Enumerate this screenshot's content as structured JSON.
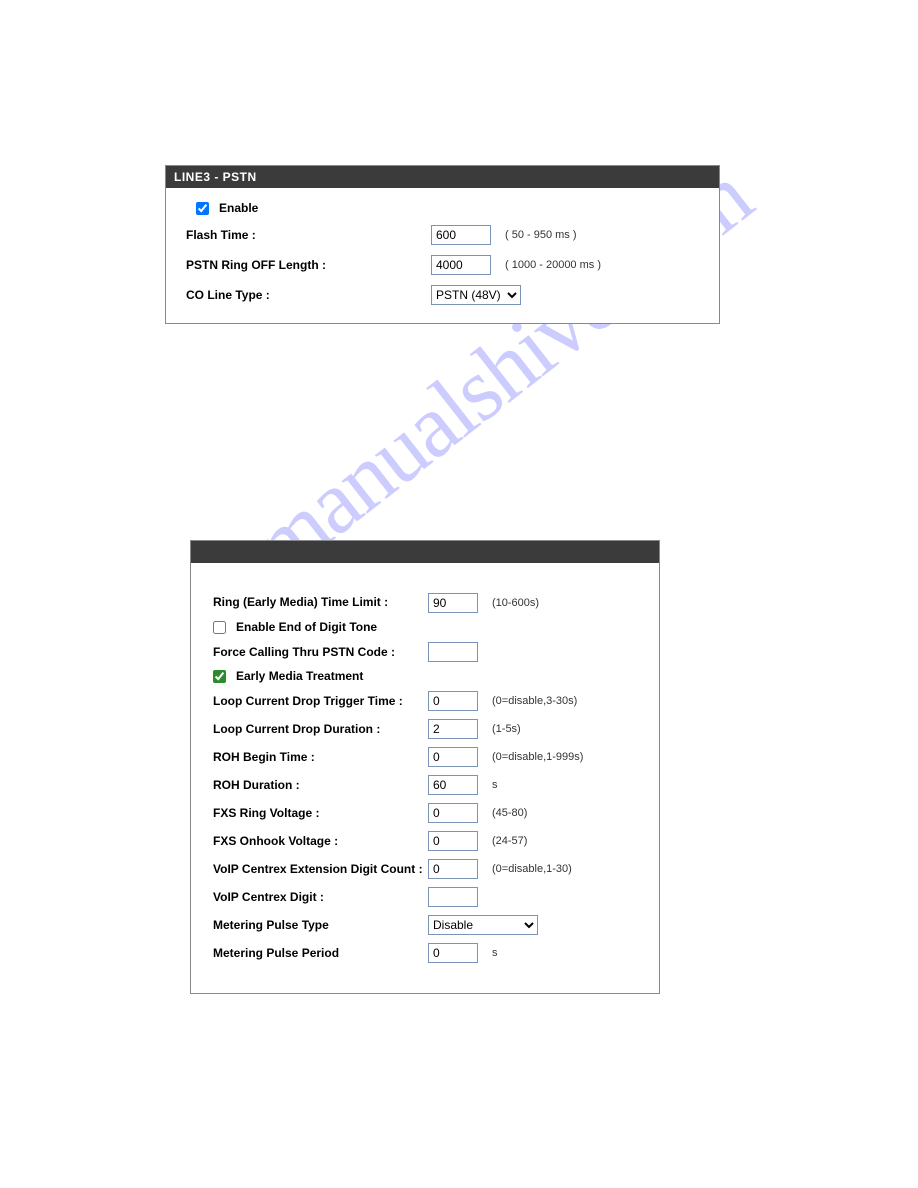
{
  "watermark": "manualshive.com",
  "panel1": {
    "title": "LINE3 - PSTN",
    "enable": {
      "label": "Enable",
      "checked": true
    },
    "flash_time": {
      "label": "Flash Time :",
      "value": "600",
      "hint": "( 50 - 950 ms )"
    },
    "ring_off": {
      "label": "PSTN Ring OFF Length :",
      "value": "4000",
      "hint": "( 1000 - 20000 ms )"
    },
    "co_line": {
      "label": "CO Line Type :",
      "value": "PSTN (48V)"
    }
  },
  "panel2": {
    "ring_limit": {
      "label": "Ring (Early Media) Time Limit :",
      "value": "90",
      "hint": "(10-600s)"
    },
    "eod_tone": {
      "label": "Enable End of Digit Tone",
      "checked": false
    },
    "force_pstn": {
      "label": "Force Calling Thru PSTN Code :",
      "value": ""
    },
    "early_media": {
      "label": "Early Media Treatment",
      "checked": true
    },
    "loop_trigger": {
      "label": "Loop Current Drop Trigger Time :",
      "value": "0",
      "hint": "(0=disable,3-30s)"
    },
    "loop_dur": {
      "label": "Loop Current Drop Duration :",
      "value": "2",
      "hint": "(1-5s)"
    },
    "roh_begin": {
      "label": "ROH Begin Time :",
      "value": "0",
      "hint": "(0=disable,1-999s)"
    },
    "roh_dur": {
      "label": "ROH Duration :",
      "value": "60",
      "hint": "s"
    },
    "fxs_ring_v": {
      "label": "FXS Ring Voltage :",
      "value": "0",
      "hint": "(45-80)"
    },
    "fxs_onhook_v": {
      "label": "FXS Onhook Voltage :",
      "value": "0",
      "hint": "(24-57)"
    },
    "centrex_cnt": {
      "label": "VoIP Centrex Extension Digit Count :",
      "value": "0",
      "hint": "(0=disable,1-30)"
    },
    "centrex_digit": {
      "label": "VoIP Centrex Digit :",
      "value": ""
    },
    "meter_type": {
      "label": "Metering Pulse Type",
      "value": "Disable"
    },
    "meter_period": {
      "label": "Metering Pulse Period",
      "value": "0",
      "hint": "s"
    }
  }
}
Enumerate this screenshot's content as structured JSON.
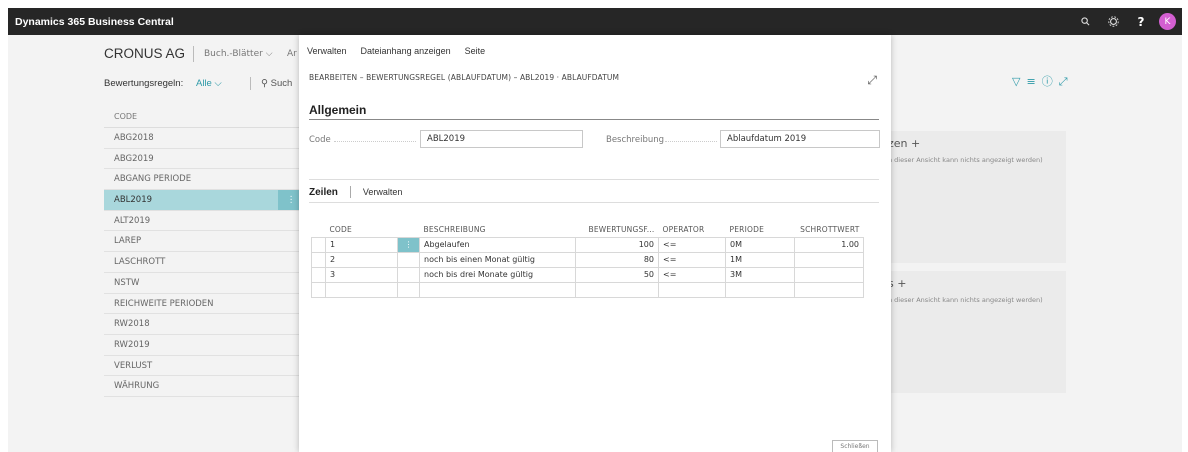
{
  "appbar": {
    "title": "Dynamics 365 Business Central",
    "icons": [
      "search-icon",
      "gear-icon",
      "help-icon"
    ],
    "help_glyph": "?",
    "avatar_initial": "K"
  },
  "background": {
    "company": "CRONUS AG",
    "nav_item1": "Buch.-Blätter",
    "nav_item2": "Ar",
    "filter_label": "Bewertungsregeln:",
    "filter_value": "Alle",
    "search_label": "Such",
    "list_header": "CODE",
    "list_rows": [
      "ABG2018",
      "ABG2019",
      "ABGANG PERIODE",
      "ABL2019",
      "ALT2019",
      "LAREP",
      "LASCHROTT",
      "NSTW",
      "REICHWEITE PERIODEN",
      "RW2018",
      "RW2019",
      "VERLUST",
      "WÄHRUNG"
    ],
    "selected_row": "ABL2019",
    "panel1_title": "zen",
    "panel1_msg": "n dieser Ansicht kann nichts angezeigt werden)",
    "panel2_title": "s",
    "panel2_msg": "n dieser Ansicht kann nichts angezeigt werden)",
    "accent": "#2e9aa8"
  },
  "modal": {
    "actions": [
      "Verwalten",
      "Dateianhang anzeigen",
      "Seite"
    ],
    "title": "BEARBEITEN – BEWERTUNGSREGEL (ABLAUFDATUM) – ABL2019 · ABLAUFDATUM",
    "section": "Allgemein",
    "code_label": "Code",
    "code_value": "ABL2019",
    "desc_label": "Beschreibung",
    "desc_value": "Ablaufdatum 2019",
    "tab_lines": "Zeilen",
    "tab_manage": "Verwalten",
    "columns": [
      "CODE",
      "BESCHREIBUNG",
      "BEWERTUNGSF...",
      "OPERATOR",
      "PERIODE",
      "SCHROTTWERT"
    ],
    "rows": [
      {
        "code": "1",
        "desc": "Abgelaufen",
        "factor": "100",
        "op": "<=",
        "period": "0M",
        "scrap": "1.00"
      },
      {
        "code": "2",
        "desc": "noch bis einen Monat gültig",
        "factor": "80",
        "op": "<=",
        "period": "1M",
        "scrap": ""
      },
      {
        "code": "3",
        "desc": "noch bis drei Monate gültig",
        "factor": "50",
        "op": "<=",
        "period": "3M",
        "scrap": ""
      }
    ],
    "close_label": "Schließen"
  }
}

——————

◆ Goal
Filter out all lines lacking the word "kann" and copy the rest.

◆ Final result
    "panel1_msg": "n dieser Ansicht kann nichts angezeigt werden)",
    "panel2_msg": "n dieser Ansicht kann nichts angezeigt werden)",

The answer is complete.